* BEGIN GIVEN DATA *

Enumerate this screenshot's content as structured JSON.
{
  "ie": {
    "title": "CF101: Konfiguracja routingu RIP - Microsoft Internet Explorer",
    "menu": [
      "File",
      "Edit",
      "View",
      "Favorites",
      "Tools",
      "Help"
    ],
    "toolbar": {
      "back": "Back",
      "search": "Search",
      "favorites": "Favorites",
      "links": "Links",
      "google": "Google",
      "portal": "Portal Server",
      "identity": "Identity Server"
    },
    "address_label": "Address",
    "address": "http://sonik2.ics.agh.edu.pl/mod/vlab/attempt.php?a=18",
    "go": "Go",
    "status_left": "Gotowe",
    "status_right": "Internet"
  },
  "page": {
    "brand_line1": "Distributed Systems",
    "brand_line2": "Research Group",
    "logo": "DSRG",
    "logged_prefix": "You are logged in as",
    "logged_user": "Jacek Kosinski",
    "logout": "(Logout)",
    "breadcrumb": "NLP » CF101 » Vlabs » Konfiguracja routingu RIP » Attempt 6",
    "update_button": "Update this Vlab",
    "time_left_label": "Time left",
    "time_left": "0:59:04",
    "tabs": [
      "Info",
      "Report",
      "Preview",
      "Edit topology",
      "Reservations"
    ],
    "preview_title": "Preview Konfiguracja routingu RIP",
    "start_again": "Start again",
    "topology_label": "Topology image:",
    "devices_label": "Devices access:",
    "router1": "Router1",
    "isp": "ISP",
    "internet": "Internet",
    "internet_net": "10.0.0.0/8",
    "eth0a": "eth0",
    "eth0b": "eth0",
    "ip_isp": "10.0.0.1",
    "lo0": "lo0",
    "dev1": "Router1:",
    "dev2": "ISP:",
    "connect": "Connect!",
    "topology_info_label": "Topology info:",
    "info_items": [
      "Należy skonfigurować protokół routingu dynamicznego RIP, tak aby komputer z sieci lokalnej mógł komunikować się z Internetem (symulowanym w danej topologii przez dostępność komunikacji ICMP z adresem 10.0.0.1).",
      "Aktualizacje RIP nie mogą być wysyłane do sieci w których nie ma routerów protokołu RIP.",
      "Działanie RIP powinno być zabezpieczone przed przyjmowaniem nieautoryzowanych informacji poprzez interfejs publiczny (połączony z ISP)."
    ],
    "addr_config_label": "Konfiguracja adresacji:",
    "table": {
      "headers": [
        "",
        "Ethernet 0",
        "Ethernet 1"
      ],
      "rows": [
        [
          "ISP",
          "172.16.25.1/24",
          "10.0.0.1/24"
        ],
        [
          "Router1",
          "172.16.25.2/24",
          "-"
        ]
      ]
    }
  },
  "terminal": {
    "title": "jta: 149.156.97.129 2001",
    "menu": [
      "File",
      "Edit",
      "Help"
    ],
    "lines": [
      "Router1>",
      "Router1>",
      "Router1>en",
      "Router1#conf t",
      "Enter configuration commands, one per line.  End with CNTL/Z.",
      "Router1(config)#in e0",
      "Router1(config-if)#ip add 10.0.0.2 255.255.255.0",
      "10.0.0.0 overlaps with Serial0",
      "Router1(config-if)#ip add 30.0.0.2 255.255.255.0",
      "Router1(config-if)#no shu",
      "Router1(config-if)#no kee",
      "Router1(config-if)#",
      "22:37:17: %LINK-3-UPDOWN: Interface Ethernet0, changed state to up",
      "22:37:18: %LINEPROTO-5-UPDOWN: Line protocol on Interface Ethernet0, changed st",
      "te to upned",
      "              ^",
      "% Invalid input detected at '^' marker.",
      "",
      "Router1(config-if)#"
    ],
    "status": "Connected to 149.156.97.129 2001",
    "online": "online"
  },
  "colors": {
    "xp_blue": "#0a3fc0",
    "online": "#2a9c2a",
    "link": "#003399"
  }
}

* END GIVEN DATA *

> [TASK GOAL]
Repeat the data above exactly.

> [TASK OUTPUT]
Enumerate this screenshot's content as structured JSON.
{
  "ie": {
    "title": "CF101: Konfiguracja routingu RIP - Microsoft Internet Explorer",
    "menu": [
      "File",
      "Edit",
      "View",
      "Favorites",
      "Tools",
      "Help"
    ],
    "toolbar": {
      "back": "Back",
      "search": "Search",
      "favorites": "Favorites",
      "links": "Links",
      "google": "Google",
      "portal": "Portal Server",
      "identity": "Identity Server"
    },
    "address_label": "Address",
    "address": "http://sonik2.ics.agh.edu.pl/mod/vlab/attempt.php?a=18",
    "go": "Go",
    "status_left": "Gotowe",
    "status_right": "Internet"
  },
  "page": {
    "brand_line1": "Distributed Systems",
    "brand_line2": "Research Group",
    "logo": "DSRG",
    "logged_prefix": "You are logged in as",
    "logged_user": "Jacek Kosinski",
    "logout": "(Logout)",
    "breadcrumb": "NLP » CF101 » Vlabs » Konfiguracja routingu RIP » Attempt 6",
    "update_button": "Update this Vlab",
    "time_left_label": "Time left",
    "time_left": "0:59:04",
    "tabs": [
      "Info",
      "Report",
      "Preview",
      "Edit topology",
      "Reservations"
    ],
    "preview_title": "Preview Konfiguracja routingu RIP",
    "start_again": "Start again",
    "topology_label": "Topology image:",
    "devices_label": "Devices access:",
    "router1": "Router1",
    "isp": "ISP",
    "internet": "Internet",
    "internet_net": "10.0.0.0/8",
    "eth0a": "eth0",
    "eth0b": "eth0",
    "ip_isp": "10.0.0.1",
    "lo0": "lo0",
    "dev1": "Router1:",
    "dev2": "ISP:",
    "connect": "Connect!",
    "topology_info_label": "Topology info:",
    "info_items": [
      "Należy skonfigurować protokół routingu dynamicznego RIP, tak aby komputer z sieci lokalnej mógł komunikować się z Internetem (symulowanym w danej topologii przez dostępność komunikacji ICMP z adresem 10.0.0.1).",
      "Aktualizacje RIP nie mogą być wysyłane do sieci w których nie ma routerów protokołu RIP.",
      "Działanie RIP powinno być zabezpieczone przed przyjmowaniem nieautoryzowanych informacji poprzez interfejs publiczny (połączony z ISP)."
    ],
    "addr_config_label": "Konfiguracja adresacji:",
    "table": {
      "headers": [
        "",
        "Ethernet 0",
        "Ethernet 1"
      ],
      "rows": [
        [
          "ISP",
          "172.16.25.1/24",
          "10.0.0.1/24"
        ],
        [
          "Router1",
          "172.16.25.2/24",
          "-"
        ]
      ]
    }
  },
  "terminal": {
    "title": "jta: 149.156.97.129 2001",
    "menu": [
      "File",
      "Edit",
      "Help"
    ],
    "lines": [
      "Router1>",
      "Router1>",
      "Router1>en",
      "Router1#conf t",
      "Enter configuration commands, one per line.  End with CNTL/Z.",
      "Router1(config)#in e0",
      "Router1(config-if)#ip add 10.0.0.2 255.255.255.0",
      "10.0.0.0 overlaps with Serial0",
      "Router1(config-if)#ip add 30.0.0.2 255.255.255.0",
      "Router1(config-if)#no shu",
      "Router1(config-if)#no kee",
      "Router1(config-if)#",
      "22:37:17: %LINK-3-UPDOWN: Interface Ethernet0, changed state to up",
      "22:37:18: %LINEPROTO-5-UPDOWN: Line protocol on Interface Ethernet0, changed st",
      "te to upned",
      "              ^",
      "% Invalid input detected at '^' marker.",
      "",
      "Router1(config-if)#"
    ],
    "status": "Connected to 149.156.97.129 2001",
    "online": "online"
  },
  "colors": {
    "xp_blue": "#0a3fc0",
    "online": "#2a9c2a",
    "link": "#003399"
  }
}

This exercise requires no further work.